→ **Data supplied**
※ ※ ※

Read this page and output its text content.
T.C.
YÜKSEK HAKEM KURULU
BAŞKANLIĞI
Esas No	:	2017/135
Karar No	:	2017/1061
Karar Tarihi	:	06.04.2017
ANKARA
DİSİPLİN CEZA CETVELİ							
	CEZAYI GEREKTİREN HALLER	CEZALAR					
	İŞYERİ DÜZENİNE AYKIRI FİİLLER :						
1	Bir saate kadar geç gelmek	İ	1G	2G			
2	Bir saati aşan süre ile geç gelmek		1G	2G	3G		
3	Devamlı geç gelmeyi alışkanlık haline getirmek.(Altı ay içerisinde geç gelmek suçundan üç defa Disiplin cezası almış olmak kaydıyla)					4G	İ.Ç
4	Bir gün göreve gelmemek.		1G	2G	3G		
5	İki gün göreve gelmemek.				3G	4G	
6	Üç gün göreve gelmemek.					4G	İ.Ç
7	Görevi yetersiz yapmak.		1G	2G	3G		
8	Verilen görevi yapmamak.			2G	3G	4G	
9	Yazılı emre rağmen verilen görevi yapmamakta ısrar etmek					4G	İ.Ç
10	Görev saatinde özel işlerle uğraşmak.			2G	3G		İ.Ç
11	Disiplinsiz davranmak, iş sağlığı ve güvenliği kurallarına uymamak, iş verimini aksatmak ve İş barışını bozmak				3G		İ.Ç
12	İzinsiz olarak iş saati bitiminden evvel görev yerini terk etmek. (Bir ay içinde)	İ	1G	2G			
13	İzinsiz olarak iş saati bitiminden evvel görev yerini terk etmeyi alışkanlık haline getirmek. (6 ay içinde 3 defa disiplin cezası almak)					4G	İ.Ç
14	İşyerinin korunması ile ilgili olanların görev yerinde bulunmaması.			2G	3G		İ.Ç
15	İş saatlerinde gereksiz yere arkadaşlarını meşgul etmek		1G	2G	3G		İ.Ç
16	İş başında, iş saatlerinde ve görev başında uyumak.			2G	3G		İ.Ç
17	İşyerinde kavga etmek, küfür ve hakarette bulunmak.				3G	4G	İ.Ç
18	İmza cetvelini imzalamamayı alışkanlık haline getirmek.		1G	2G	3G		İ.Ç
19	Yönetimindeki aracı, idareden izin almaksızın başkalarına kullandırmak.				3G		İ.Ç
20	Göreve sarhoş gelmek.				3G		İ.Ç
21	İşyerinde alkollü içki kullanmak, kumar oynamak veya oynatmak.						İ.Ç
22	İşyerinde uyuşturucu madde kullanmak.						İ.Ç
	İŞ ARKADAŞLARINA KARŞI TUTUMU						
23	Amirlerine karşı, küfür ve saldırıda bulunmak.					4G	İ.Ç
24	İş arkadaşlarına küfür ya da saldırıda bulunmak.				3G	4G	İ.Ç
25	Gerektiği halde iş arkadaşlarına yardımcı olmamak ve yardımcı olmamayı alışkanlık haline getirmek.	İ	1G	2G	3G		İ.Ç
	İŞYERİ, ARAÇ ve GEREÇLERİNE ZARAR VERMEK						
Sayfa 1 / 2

※ ※ ※

Output the whole listing above again, word for word.

Read this page and output its text content.
T.C.
YÜKSEK HAKEM KURULU
BAŞKANLIĞI
Esas No	:	2017/135
Karar No	:	2017/1061
Karar Tarihi	:	06.04.2017
ANKARA
DİSİPLİN CEZA CETVELİ							
	CEZAYI GEREKTİREN HALLER	CEZALAR					
	İŞYERİ DÜZENİNE AYKIRI FİİLLER :						
1	Bir saate kadar geç gelmek	İ	1G	2G			
2	Bir saati aşan süre ile geç gelmek		1G	2G	3G		
3	Devamlı geç gelmeyi alışkanlık haline getirmek.(Altı ay içerisinde geç gelmek suçundan üç defa Disiplin cezası almış olmak kaydıyla)					4G	İ.Ç
4	Bir gün göreve gelmemek.		1G	2G	3G		
5	İki gün göreve gelmemek.				3G	4G	
6	Üç gün göreve gelmemek.					4G	İ.Ç
7	Görevi yetersiz yapmak.		1G	2G	3G		
8	Verilen görevi yapmamak.			2G	3G	4G	
9	Yazılı emre rağmen verilen görevi yapmamakta ısrar etmek					4G	İ.Ç
10	Görev saatinde özel işlerle uğraşmak.			2G	3G		İ.Ç
11	Disiplinsiz davranmak, iş sağlığı ve güvenliği kurallarına uymamak, iş verimini aksatmak ve İş barışını bozmak				3G		İ.Ç
12	İzinsiz olarak iş saati bitiminden evvel görev yerini terk etmek. (Bir ay içinde)	İ	1G	2G			
13	İzinsiz olarak iş saati bitiminden evvel görev yerini terk etmeyi alışkanlık haline getirmek. (6 ay içinde 3 defa disiplin cezası almak)					4G	İ.Ç
14	İşyerinin korunması ile ilgili olanların görev yerinde bulunmaması.			2G	3G		İ.Ç
15	İş saatlerinde gereksiz yere arkadaşlarını meşgul etmek		1G	2G	3G		İ.Ç
16	İş başında, iş saatlerinde ve görev başında uyumak.			2G	3G		İ.Ç
17	İşyerinde kavga etmek, küfür ve hakarette bulunmak.				3G	4G	İ.Ç
18	İmza cetvelini imzalamamayı alışkanlık haline getirmek.		1G	2G	3G		İ.Ç
19	Yönetimindeki aracı, idareden izin almaksızın başkalarına kullandırmak.				3G		İ.Ç
20	Göreve sarhoş gelmek.				3G		İ.Ç
21	İşyerinde alkollü içki kullanmak, kumar oynamak veya oynatmak.						İ.Ç
22	İşyerinde uyuşturucu madde kullanmak.						İ.Ç
	İŞ ARKADAŞLARINA KARŞI TUTUMU						
23	Amirlerine karşı, küfür ve saldırıda bulunmak.					4G	İ.Ç
24	İş arkadaşlarına küfür ya da saldırıda bulunmak.				3G	4G	İ.Ç
25	Gerektiği halde iş arkadaşlarına yardımcı olmamak ve yardımcı olmamayı alışkanlık haline getirmek.	İ	1G	2G	3G		İ.Ç
	İŞYERİ, ARAÇ ve GEREÇLERİNE ZARAR VERMEK						
Sayfa 1 / 2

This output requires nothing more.